SHORT TASK: Provide the records once more, identical to the original.

TASK DATA:
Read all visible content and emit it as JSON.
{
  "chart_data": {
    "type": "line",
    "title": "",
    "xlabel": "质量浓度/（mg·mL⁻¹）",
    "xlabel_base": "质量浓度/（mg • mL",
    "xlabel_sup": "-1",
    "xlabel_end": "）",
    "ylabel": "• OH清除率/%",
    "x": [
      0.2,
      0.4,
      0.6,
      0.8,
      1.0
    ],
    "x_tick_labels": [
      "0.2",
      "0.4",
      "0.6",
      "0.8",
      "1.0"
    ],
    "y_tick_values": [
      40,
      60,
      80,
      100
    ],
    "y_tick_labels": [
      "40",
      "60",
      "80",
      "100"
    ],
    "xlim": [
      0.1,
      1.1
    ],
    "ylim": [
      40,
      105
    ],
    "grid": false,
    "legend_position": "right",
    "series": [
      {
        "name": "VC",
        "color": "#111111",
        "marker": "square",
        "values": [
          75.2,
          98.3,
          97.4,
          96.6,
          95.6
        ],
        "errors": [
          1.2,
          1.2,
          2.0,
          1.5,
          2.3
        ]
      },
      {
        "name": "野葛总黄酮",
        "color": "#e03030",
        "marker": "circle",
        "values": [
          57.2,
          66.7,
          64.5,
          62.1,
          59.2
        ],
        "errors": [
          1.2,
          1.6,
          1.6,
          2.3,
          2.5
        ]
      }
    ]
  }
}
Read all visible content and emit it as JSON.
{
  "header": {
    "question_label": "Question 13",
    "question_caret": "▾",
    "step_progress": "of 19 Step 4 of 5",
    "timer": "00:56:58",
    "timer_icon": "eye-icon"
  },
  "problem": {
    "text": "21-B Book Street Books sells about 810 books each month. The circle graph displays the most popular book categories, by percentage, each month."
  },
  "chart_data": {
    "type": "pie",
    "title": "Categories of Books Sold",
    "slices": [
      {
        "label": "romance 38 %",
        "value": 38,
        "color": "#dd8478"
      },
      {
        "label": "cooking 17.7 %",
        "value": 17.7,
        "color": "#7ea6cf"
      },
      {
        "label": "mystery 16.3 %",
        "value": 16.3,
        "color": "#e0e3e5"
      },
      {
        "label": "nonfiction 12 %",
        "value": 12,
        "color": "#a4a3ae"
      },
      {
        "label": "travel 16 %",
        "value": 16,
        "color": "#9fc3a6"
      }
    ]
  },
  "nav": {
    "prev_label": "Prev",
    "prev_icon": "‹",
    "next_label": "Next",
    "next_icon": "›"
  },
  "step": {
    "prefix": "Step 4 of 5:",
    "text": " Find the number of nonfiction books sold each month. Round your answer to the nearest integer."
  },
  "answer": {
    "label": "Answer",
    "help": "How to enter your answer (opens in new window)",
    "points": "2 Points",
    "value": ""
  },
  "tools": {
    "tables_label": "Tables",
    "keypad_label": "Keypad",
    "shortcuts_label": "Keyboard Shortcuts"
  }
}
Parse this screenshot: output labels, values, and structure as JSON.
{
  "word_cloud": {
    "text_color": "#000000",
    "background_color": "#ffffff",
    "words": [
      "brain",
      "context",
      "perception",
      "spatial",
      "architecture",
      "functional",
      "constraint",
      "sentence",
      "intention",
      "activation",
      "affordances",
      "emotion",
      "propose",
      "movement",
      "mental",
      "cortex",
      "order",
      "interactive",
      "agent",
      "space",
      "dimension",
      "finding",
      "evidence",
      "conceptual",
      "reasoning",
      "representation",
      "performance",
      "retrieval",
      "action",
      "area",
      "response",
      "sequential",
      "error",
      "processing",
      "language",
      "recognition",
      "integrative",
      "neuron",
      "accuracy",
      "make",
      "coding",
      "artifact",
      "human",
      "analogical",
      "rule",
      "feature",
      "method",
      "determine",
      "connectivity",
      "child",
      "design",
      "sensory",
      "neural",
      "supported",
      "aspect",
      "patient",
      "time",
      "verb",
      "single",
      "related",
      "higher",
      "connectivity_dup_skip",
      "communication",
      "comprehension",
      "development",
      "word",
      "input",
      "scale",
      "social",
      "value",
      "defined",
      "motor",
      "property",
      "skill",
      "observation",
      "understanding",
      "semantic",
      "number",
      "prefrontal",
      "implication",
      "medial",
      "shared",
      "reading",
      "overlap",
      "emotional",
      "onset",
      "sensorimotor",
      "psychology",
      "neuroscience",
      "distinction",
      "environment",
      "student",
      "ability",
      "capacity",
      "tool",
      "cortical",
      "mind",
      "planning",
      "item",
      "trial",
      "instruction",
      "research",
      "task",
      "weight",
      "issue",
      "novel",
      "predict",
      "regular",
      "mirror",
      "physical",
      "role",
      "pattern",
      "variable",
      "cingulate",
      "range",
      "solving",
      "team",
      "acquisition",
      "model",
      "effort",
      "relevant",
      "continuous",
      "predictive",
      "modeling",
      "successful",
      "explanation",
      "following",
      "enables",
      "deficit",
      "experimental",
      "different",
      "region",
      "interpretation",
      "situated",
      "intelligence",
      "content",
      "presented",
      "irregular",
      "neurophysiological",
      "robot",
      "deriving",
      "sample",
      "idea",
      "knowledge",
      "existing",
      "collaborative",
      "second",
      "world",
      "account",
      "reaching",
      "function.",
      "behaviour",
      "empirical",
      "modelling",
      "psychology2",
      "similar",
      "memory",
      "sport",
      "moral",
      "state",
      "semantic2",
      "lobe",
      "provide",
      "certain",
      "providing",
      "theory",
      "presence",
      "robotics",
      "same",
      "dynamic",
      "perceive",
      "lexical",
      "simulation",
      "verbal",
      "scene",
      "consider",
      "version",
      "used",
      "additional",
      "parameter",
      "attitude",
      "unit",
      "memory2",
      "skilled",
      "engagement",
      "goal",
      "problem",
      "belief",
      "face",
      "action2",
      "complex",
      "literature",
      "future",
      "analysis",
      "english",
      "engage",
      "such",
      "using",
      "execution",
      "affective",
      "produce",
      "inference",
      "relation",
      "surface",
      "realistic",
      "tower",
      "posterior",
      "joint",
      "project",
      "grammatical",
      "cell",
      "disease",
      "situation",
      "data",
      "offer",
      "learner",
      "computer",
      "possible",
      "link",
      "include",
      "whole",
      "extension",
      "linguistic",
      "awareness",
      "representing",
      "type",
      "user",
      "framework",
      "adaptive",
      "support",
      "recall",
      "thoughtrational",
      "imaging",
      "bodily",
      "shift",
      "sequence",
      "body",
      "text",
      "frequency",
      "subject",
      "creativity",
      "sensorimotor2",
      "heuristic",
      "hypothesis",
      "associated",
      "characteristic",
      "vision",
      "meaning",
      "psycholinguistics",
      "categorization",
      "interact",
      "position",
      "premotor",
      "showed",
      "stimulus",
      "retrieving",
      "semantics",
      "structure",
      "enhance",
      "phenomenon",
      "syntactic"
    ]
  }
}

TASK RESPONSE:
Read all visible content and emit it as JSON.
{
  "chart_data": {
    "type": "line",
    "title": "",
    "xlabel": "质量浓度/（mg·mL⁻¹）",
    "xlabel_base": "质量浓度/（mg • mL",
    "xlabel_sup": "-1",
    "xlabel_end": "）",
    "ylabel": "• OH清除率/%",
    "x": [
      0.2,
      0.4,
      0.6,
      0.8,
      1.0
    ],
    "x_tick_labels": [
      "0.2",
      "0.4",
      "0.6",
      "0.8",
      "1.0"
    ],
    "y_tick_values": [
      40,
      60,
      80,
      100
    ],
    "y_tick_labels": [
      "40",
      "60",
      "80",
      "100"
    ],
    "xlim": [
      0.1,
      1.1
    ],
    "ylim": [
      40,
      105
    ],
    "grid": false,
    "legend_position": "right",
    "series": [
      {
        "name": "VC",
        "color": "#111111",
        "marker": "square",
        "values": [
          75.2,
          98.3,
          97.4,
          96.6,
          95.6
        ],
        "errors": [
          1.2,
          1.2,
          2.0,
          1.5,
          2.3
        ]
      },
      {
        "name": "野葛总黄酮",
        "color": "#e03030",
        "marker": "circle",
        "values": [
          57.2,
          66.7,
          64.5,
          62.1,
          59.2
        ],
        "errors": [
          1.2,
          1.6,
          1.6,
          2.3,
          2.5
        ]
      }
    ]
  }
}
Read all visible content and emit it as JSON.
{
  "header": {
    "question_label": "Question 13",
    "question_caret": "▾",
    "step_progress": "of 19 Step 4 of 5",
    "timer": "00:56:58",
    "timer_icon": "eye-icon"
  },
  "problem": {
    "text": "21-B Book Street Books sells about 810 books each month. The circle graph displays the most popular book categories, by percentage, each month."
  },
  "chart_data": {
    "type": "pie",
    "title": "Categories of Books Sold",
    "slices": [
      {
        "label": "romance 38 %",
        "value": 38,
        "color": "#dd8478"
      },
      {
        "label": "cooking 17.7 %",
        "value": 17.7,
        "color": "#7ea6cf"
      },
      {
        "label": "mystery 16.3 %",
        "value": 16.3,
        "color": "#e0e3e5"
      },
      {
        "label": "nonfiction 12 %",
        "value": 12,
        "color": "#a4a3ae"
      },
      {
        "label": "travel 16 %",
        "value": 16,
        "color": "#9fc3a6"
      }
    ]
  },
  "nav": {
    "prev_label": "Prev",
    "prev_icon": "‹",
    "next_label": "Next",
    "next_icon": "›"
  },
  "step": {
    "prefix": "Step 4 of 5:",
    "text": " Find the number of nonfiction books sold each month. Round your answer to the nearest integer."
  },
  "answer": {
    "label": "Answer",
    "help": "How to enter your answer (opens in new window)",
    "points": "2 Points",
    "value": ""
  },
  "tools": {
    "tables_label": "Tables",
    "keypad_label": "Keypad",
    "shortcuts_label": "Keyboard Shortcuts"
  }
}
Parse this screenshot: output labels, values, and structure as JSON.
{
  "word_cloud": {
    "text_color": "#000000",
    "background_color": "#ffffff",
    "words": [
      "brain",
      "context",
      "perception",
      "spatial",
      "architecture",
      "functional",
      "constraint",
      "sentence",
      "intention",
      "activation",
      "affordances",
      "emotion",
      "propose",
      "movement",
      "mental",
      "cortex",
      "order",
      "interactive",
      "agent",
      "space",
      "dimension",
      "finding",
      "evidence",
      "conceptual",
      "reasoning",
      "representation",
      "performance",
      "retrieval",
      "action",
      "area",
      "response",
      "sequential",
      "error",
      "processing",
      "language",
      "recognition",
      "integrative",
      "neuron",
      "accuracy",
      "make",
      "coding",
      "artifact",
      "human",
      "analogical",
      "rule",
      "feature",
      "method",
      "determine",
      "connectivity",
      "child",
      "design",
      "sensory",
      "neural",
      "supported",
      "aspect",
      "patient",
      "time",
      "verb",
      "single",
      "related",
      "higher",
      "connectivity_dup_skip",
      "communication",
      "comprehension",
      "development",
      "word",
      "input",
      "scale",
      "social",
      "value",
      "defined",
      "motor",
      "property",
      "skill",
      "observation",
      "understanding",
      "semantic",
      "number",
      "prefrontal",
      "implication",
      "medial",
      "shared",
      "reading",
      "overlap",
      "emotional",
      "onset",
      "sensorimotor",
      "psychology",
      "neuroscience",
      "distinction",
      "environment",
      "student",
      "ability",
      "capacity",
      "tool",
      "cortical",
      "mind",
      "planning",
      "item",
      "trial",
      "instruction",
      "research",
      "task",
      "weight",
      "issue",
      "novel",
      "predict",
      "regular",
      "mirror",
      "physical",
      "role",
      "pattern",
      "variable",
      "cingulate",
      "range",
      "solving",
      "team",
      "acquisition",
      "model",
      "effort",
      "relevant",
      "continuous",
      "predictive",
      "modeling",
      "successful",
      "explanation",
      "following",
      "enables",
      "deficit",
      "experimental",
      "different",
      "region",
      "interpretation",
      "situated",
      "intelligence",
      "content",
      "presented",
      "irregular",
      "neurophysiological",
      "robot",
      "deriving",
      "sample",
      "idea",
      "knowledge",
      "existing",
      "collaborative",
      "second",
      "world",
      "account",
      "reaching",
      "function.",
      "behaviour",
      "empirical",
      "modelling",
      "psychology2",
      "similar",
      "memory",
      "sport",
      "moral",
      "state",
      "semantic2",
      "lobe",
      "provide",
      "certain",
      "providing",
      "theory",
      "presence",
      "robotics",
      "same",
      "dynamic",
      "perceive",
      "lexical",
      "simulation",
      "verbal",
      "scene",
      "consider",
      "version",
      "used",
      "additional",
      "parameter",
      "attitude",
      "unit",
      "memory2",
      "skilled",
      "engagement",
      "goal",
      "problem",
      "belief",
      "face",
      "action2",
      "complex",
      "literature",
      "future",
      "analysis",
      "english",
      "engage",
      "such",
      "using",
      "execution",
      "affective",
      "produce",
      "inference",
      "relation",
      "surface",
      "realistic",
      "tower",
      "posterior",
      "joint",
      "project",
      "grammatical",
      "cell",
      "disease",
      "situation",
      "data",
      "offer",
      "learner",
      "computer",
      "possible",
      "link",
      "include",
      "whole",
      "extension",
      "linguistic",
      "awareness",
      "representing",
      "type",
      "user",
      "framework",
      "adaptive",
      "support",
      "recall",
      "thoughtrational",
      "imaging",
      "bodily",
      "shift",
      "sequence",
      "body",
      "text",
      "frequency",
      "subject",
      "creativity",
      "sensorimotor2",
      "heuristic",
      "hypothesis",
      "associated",
      "characteristic",
      "vision",
      "meaning",
      "psycholinguistics",
      "categorization",
      "interact",
      "position",
      "premotor",
      "showed",
      "stimulus",
      "retrieving",
      "semantics",
      "structure",
      "enhance",
      "phenomenon",
      "syntactic"
    ]
  }
}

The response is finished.